BRIEF A:
In the broadband-cost email, what percentage of the households that skipped home Internet over cost concerns said they could not afford it?
BRIEF B:
Duplicate the passage in the broadband-cost email from "Joly MacFie joly" to "the Internet unaffordable.".

SOURCE EXCERPT:

=======

[x-pubpol] Disparity between Cost of Data in wired broadband and Mobile broadband.

Joly MacFie joly at punkcast.com
Mon Oct 3 03:23:39 PDT 2016


Hi Siva,

In the US the NTIA just issued a report that found, even here, many find
the Internet unaffordable.
​
http://www.ntia.doc.gov/blog/2016/digitally-unconnected-us-who-s-not-online-and-why
​

Further, of the 24 percent of households that said they didn't use the
> Internet at home because of cost concerns, an overwhelming 92 percent
> explained they could not afford it, compared to a mere 8 percent that
> responded the service was not worth the cost. This suggests that cost is
> still a barrier for a meaningful percentage of non-adopting households.

=======

DATASET CONTENT:
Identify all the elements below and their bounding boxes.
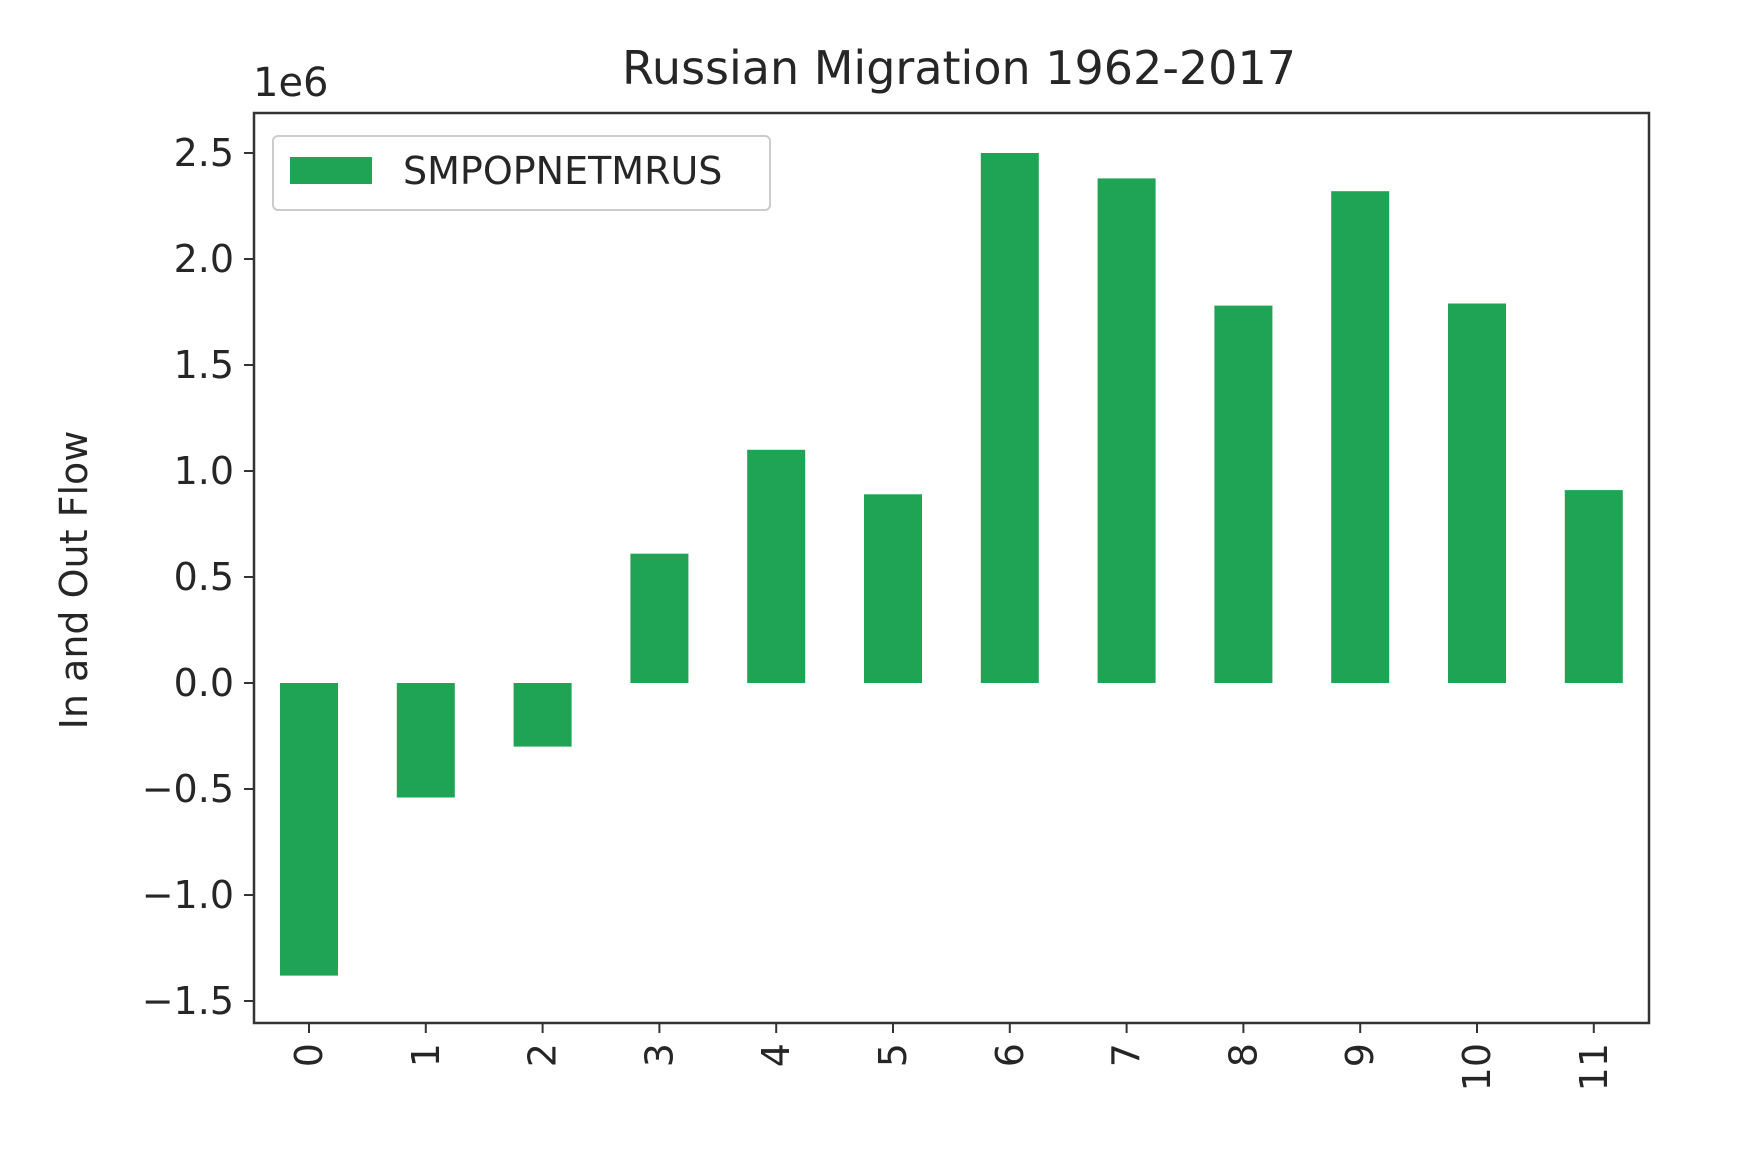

=======

FULL RESPONSE A:
92 percent

FULL RESPONSE B:
Joly MacFie joly at punkcast.com
Mon Oct 3 03:23:39 PDT 2016


Hi Siva,

In the US the NTIA just issued a report that found, even here, many find
the Internet unaffordable.